- **Set task**: Pictures should be excluded; otherwise, copy every entry exactly.

- **Data for this task**:
· · ·
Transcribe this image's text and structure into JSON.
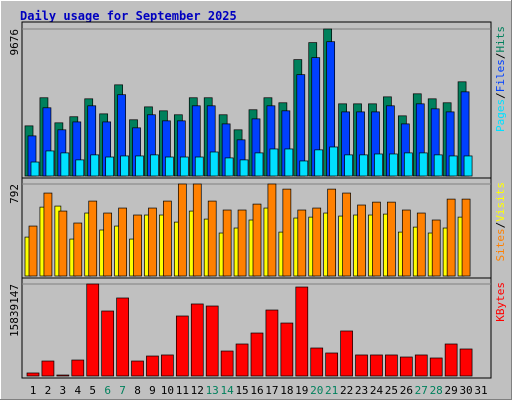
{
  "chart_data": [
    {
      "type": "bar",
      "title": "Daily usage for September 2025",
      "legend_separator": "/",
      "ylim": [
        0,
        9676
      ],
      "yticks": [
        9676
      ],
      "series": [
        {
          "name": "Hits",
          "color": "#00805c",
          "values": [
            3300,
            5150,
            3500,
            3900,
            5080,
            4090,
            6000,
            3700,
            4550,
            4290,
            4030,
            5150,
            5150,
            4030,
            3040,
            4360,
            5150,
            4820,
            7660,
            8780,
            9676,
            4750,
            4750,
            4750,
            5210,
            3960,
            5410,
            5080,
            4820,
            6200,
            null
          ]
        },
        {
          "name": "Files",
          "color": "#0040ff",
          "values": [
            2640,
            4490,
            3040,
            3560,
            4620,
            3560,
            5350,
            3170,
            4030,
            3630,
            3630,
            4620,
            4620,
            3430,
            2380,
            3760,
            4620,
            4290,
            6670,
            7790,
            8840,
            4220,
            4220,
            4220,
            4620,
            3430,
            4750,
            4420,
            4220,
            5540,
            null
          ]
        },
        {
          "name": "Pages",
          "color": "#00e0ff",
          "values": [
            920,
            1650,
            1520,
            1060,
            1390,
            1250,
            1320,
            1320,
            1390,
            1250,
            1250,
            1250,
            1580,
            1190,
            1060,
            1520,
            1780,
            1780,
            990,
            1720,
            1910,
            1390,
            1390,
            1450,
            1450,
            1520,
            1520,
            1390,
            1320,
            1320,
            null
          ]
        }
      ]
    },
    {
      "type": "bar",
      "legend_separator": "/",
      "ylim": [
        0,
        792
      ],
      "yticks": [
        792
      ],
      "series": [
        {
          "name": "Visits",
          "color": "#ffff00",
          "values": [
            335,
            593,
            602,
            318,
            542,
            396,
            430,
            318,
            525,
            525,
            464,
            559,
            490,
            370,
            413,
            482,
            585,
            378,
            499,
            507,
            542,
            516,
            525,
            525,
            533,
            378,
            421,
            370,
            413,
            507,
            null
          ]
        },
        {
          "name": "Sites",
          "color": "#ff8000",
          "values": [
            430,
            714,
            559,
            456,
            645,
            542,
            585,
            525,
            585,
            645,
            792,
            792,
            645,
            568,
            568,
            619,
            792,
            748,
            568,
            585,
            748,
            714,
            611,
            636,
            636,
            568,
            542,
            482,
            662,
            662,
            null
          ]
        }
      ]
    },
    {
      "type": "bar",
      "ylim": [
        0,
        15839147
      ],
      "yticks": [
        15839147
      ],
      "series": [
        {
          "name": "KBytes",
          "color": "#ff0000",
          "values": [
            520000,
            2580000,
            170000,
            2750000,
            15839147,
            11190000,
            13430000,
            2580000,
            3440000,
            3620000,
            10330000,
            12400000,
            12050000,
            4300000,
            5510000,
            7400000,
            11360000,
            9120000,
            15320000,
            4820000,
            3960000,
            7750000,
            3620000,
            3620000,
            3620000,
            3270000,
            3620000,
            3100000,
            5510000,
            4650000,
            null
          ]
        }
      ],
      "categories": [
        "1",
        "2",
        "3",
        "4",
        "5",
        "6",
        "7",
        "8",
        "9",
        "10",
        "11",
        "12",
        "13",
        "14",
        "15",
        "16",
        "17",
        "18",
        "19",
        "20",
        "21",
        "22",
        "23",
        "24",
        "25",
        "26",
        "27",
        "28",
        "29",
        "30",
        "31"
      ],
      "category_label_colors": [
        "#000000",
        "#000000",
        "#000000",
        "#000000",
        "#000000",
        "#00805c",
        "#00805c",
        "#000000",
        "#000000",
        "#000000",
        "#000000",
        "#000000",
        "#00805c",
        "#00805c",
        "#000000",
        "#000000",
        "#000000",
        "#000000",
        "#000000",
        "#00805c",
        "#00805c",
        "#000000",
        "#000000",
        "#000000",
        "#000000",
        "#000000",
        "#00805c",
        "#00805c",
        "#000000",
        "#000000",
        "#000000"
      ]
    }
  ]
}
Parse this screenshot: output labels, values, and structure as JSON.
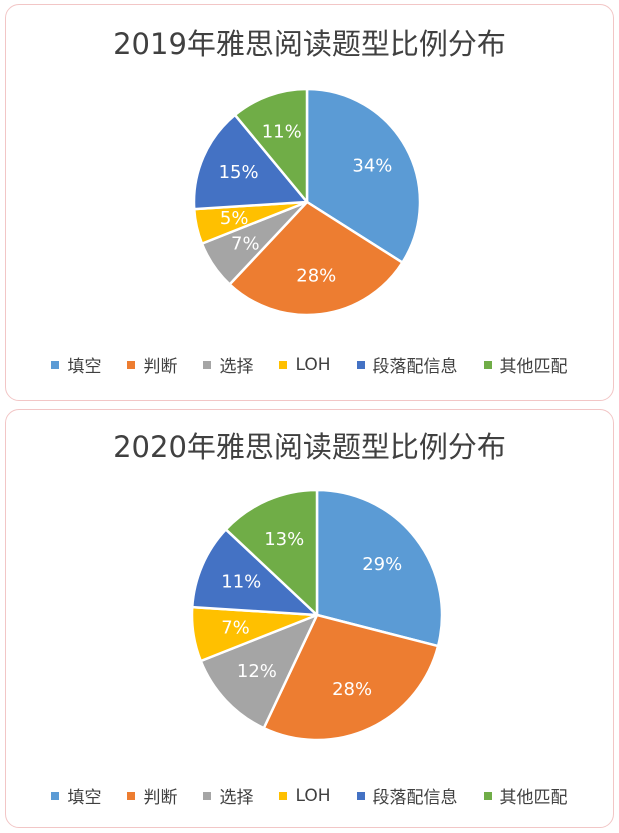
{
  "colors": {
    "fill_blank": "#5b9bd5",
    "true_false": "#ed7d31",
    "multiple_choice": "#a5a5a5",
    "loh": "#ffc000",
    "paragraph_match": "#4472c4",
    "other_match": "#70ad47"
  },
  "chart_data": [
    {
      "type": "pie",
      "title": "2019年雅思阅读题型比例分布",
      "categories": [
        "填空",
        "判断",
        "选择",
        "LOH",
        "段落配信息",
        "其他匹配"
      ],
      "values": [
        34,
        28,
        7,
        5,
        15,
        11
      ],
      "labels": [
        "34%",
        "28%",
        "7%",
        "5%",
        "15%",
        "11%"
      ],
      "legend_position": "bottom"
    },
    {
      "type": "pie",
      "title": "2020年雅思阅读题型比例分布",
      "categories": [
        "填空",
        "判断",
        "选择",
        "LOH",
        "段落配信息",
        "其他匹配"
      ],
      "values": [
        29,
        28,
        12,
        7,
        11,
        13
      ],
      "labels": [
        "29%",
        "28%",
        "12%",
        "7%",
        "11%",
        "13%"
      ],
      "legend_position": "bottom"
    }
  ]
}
· · ·
- **Complete response**:
Transcribe this image's text and structure into JSON.
{
  "chart_data": [
    {
      "type": "bar",
      "title": "Daily usage for September 2025",
      "legend_separator": "/",
      "ylim": [
        0,
        9676
      ],
      "yticks": [
        9676
      ],
      "series": [
        {
          "name": "Hits",
          "color": "#00805c",
          "values": [
            3300,
            5150,
            3500,
            3900,
            5080,
            4090,
            6000,
            3700,
            4550,
            4290,
            4030,
            5150,
            5150,
            4030,
            3040,
            4360,
            5150,
            4820,
            7660,
            8780,
            9676,
            4750,
            4750,
            4750,
            5210,
            3960,
            5410,
            5080,
            4820,
            6200,
            null
          ]
        },
        {
          "name": "Files",
          "color": "#0040ff",
          "values": [
            2640,
            4490,
            3040,
            3560,
            4620,
            3560,
            5350,
            3170,
            4030,
            3630,
            3630,
            4620,
            4620,
            3430,
            2380,
            3760,
            4620,
            4290,
            6670,
            7790,
            8840,
            4220,
            4220,
            4220,
            4620,
            3430,
            4750,
            4420,
            4220,
            5540,
            null
          ]
        },
        {
          "name": "Pages",
          "color": "#00e0ff",
          "values": [
            920,
            1650,
            1520,
            1060,
            1390,
            1250,
            1320,
            1320,
            1390,
            1250,
            1250,
            1250,
            1580,
            1190,
            1060,
            1520,
            1780,
            1780,
            990,
            1720,
            1910,
            1390,
            1390,
            1450,
            1450,
            1520,
            1520,
            1390,
            1320,
            1320,
            null
          ]
        }
      ]
    },
    {
      "type": "bar",
      "legend_separator": "/",
      "ylim": [
        0,
        792
      ],
      "yticks": [
        792
      ],
      "series": [
        {
          "name": "Visits",
          "color": "#ffff00",
          "values": [
            335,
            593,
            602,
            318,
            542,
            396,
            430,
            318,
            525,
            525,
            464,
            559,
            490,
            370,
            413,
            482,
            585,
            378,
            499,
            507,
            542,
            516,
            525,
            525,
            533,
            378,
            421,
            370,
            413,
            507,
            null
          ]
        },
        {
          "name": "Sites",
          "color": "#ff8000",
          "values": [
            430,
            714,
            559,
            456,
            645,
            542,
            585,
            525,
            585,
            645,
            792,
            792,
            645,
            568,
            568,
            619,
            792,
            748,
            568,
            585,
            748,
            714,
            611,
            636,
            636,
            568,
            542,
            482,
            662,
            662,
            null
          ]
        }
      ]
    },
    {
      "type": "bar",
      "ylim": [
        0,
        15839147
      ],
      "yticks": [
        15839147
      ],
      "series": [
        {
          "name": "KBytes",
          "color": "#ff0000",
          "values": [
            520000,
            2580000,
            170000,
            2750000,
            15839147,
            11190000,
            13430000,
            2580000,
            3440000,
            3620000,
            10330000,
            12400000,
            12050000,
            4300000,
            5510000,
            7400000,
            11360000,
            9120000,
            15320000,
            4820000,
            3960000,
            7750000,
            3620000,
            3620000,
            3620000,
            3270000,
            3620000,
            3100000,
            5510000,
            4650000,
            null
          ]
        }
      ],
      "categories": [
        "1",
        "2",
        "3",
        "4",
        "5",
        "6",
        "7",
        "8",
        "9",
        "10",
        "11",
        "12",
        "13",
        "14",
        "15",
        "16",
        "17",
        "18",
        "19",
        "20",
        "21",
        "22",
        "23",
        "24",
        "25",
        "26",
        "27",
        "28",
        "29",
        "30",
        "31"
      ],
      "category_label_colors": [
        "#000000",
        "#000000",
        "#000000",
        "#000000",
        "#000000",
        "#00805c",
        "#00805c",
        "#000000",
        "#000000",
        "#000000",
        "#000000",
        "#000000",
        "#00805c",
        "#00805c",
        "#000000",
        "#000000",
        "#000000",
        "#000000",
        "#000000",
        "#00805c",
        "#00805c",
        "#000000",
        "#000000",
        "#000000",
        "#000000",
        "#000000",
        "#00805c",
        "#00805c",
        "#000000",
        "#000000",
        "#000000"
      ]
    }
  ]
}
Parse this screenshot: output labels, values, and structure as JSON.
{
  "colors": {
    "fill_blank": "#5b9bd5",
    "true_false": "#ed7d31",
    "multiple_choice": "#a5a5a5",
    "loh": "#ffc000",
    "paragraph_match": "#4472c4",
    "other_match": "#70ad47"
  },
  "chart_data": [
    {
      "type": "pie",
      "title": "2019年雅思阅读题型比例分布",
      "categories": [
        "填空",
        "判断",
        "选择",
        "LOH",
        "段落配信息",
        "其他匹配"
      ],
      "values": [
        34,
        28,
        7,
        5,
        15,
        11
      ],
      "labels": [
        "34%",
        "28%",
        "7%",
        "5%",
        "15%",
        "11%"
      ],
      "legend_position": "bottom"
    },
    {
      "type": "pie",
      "title": "2020年雅思阅读题型比例分布",
      "categories": [
        "填空",
        "判断",
        "选择",
        "LOH",
        "段落配信息",
        "其他匹配"
      ],
      "values": [
        29,
        28,
        12,
        7,
        11,
        13
      ],
      "labels": [
        "29%",
        "28%",
        "12%",
        "7%",
        "11%",
        "13%"
      ],
      "legend_position": "bottom"
    }
  ]
}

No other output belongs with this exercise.